**What is being asked**. Every line containing the word "detached" needs to be found and copied.

Recorded data:
▬▬▬▬▬▬▬▬▬▬
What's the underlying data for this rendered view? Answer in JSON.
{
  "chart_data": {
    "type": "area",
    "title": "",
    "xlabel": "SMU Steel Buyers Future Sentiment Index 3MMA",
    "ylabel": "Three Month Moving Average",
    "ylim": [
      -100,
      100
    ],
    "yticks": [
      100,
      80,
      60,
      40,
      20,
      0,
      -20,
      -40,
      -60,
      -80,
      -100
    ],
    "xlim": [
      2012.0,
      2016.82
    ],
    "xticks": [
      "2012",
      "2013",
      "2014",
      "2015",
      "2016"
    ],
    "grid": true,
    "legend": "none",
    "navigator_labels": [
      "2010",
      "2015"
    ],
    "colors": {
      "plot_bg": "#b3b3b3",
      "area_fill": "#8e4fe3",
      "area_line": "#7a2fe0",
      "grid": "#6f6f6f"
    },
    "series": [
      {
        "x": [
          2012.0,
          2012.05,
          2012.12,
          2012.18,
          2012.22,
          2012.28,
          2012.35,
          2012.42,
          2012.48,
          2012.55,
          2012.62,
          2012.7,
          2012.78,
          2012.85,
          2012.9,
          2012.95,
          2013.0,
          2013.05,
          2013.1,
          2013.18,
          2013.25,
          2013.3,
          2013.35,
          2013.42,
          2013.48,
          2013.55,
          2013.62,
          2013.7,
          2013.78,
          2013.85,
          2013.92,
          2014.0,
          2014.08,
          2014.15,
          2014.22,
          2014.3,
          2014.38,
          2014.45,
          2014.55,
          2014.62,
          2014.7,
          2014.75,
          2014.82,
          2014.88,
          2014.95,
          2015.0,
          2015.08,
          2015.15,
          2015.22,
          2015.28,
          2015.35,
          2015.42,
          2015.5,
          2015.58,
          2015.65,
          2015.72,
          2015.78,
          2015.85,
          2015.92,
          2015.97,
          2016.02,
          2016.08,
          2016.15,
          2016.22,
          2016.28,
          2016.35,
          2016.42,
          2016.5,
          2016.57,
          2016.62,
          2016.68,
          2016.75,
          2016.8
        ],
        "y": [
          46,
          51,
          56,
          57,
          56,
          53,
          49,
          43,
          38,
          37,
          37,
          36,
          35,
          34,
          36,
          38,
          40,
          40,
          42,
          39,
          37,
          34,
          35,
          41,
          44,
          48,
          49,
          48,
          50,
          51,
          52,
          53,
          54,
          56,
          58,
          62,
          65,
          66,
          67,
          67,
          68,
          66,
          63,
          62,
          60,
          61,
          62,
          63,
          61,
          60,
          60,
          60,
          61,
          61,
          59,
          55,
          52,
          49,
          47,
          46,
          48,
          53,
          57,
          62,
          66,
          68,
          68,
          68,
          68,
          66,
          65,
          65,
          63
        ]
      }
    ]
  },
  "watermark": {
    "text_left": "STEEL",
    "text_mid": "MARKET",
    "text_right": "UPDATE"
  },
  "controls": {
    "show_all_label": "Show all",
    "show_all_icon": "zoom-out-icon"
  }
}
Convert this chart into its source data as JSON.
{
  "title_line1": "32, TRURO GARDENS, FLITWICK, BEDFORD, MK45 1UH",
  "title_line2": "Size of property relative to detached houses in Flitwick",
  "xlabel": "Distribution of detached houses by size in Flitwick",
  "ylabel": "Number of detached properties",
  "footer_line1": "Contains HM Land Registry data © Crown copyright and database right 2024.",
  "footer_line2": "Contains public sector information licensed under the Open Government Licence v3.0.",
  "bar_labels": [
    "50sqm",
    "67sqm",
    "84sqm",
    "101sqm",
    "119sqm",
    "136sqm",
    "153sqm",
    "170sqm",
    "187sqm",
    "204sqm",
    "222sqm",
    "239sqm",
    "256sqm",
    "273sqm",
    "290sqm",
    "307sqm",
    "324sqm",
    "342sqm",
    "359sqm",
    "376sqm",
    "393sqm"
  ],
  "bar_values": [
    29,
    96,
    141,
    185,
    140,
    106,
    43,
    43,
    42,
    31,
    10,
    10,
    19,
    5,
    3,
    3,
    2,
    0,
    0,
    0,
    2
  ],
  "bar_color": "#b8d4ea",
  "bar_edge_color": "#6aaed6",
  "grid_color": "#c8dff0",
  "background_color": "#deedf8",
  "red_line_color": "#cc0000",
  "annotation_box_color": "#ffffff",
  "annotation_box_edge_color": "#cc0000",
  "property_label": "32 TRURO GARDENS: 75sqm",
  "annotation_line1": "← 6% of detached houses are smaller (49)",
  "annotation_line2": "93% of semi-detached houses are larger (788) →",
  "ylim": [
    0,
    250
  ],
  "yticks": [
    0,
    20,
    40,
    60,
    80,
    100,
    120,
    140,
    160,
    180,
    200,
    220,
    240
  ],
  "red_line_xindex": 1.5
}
▬▬▬▬▬▬▬▬▬▬
**Right answer**.
  "title_line2": "Size of property relative to detached houses in Flitwick",
  "xlabel": "Distribution of detached houses by size in Flitwick",
  "ylabel": "Number of detached properties",
  "annotation_line1": "← 6% of detached houses are smaller (49)",
  "annotation_line2": "93% of semi-detached houses are larger (788) →",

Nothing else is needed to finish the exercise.